# Written request
Find the lines that contain the word "médecine" and copy each one.

== Dataset extract ==

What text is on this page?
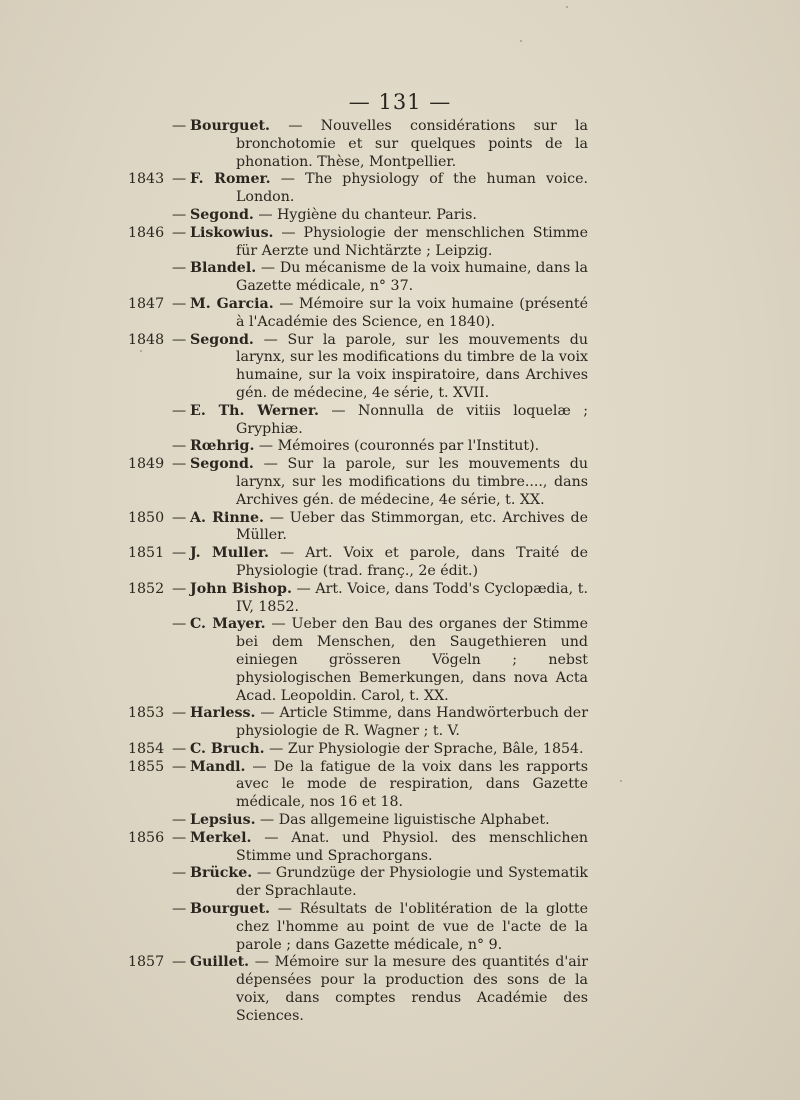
— 131 —

— Bourguet. — Nouvelles considérations sur la bronchotomie et sur quelques points de la phonation. Thèse, Montpellier.

1843 — F. Romer. — The physiology of the human voice. London.

— Segond. — Hygiène du chanteur. Paris.

1846 — Liskowius. — Physiologie der menschlichen Stimme für Aerzte und Nichtärzte ; Leipzig.

— Blandel. — Du mécanisme de la voix humaine, dans la Gazette médicale, n° 37.

1847 — M. Garcia. — Mémoire sur la voix humaine (présenté à l'Académie des Science, en 1840).

1848 — Segond. — Sur la parole, sur les mouvements du larynx, sur les modifications du timbre de la voix humaine, sur la voix inspiratoire, dans Archives gén. de médecine, 4e série, t. XVII.

— E. Th. Werner. — Nonnulla de vitiis loquelæ ; Gryphiæ.

— Rœhrig. — Mémoires (couronnés par l'Institut).

1849 — Segond. — Sur la parole, sur les mouvements du larynx, sur les modifications du timbre...., dans Archives gén. de médecine, 4e série, t. XX.

1850 — A. Rinne. — Ueber das Stimmorgan, etc. Archives de Müller.

1851 — J. Muller. — Art. Voix et parole, dans Traité de Physiologie (trad. franç., 2e édit.)

1852 — John Bishop. — Art. Voice, dans Todd's Cyclopædia, t. IV, 1852.

— C. Mayer. — Ueber den Bau des organes der Stimme bei dem Menschen, den Saugethieren und einiegen grösseren Vögeln ; nebst physiologischen Bemerkungen, dans nova Acta Acad. Leopoldin. Carol, t. XX.

1853 — Harless. — Article Stimme, dans Handwörterbuch der physiologie de R. Wagner ; t. V.

1854 — C. Bruch. — Zur Physiologie der Sprache, Bâle, 1854.

1855 — Mandl. — De la fatigue de la voix dans les rapports avec le mode de respiration, dans Gazette médicale, nos 16 et 18.

— Lepsius. — Das allgemeine liguistische Alphabet.

1856 — Merkel. — Anat. und Physiol. des menschlichen Stimme und Sprachorgans.

— Brücke. — Grundzüge der Physiologie und Systematik der Sprachlaute.

— Bourguet. — Résultats de l'oblitération de la glotte chez l'homme au point de vue de l'acte de la parole ; dans Gazette médicale, n° 9.

1857 — Guillet. — Mémoire sur la mesure des quantités d'air dépensées pour la production des sons de la voix, dans comptes rendus Académie des Sciences.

===

# Exercise answer
1848 — Segond. — Sur la parole, sur les mouvements du larynx, sur les modifications du timbre de la voix humaine, sur la voix inspiratoire, dans Archives gén. de médecine, 4e série, t. XVII.
1849 — Segond. — Sur la parole, sur les mouvements du larynx, sur les modifications du timbre...., dans Archives gén. de médecine, 4e série, t. XX.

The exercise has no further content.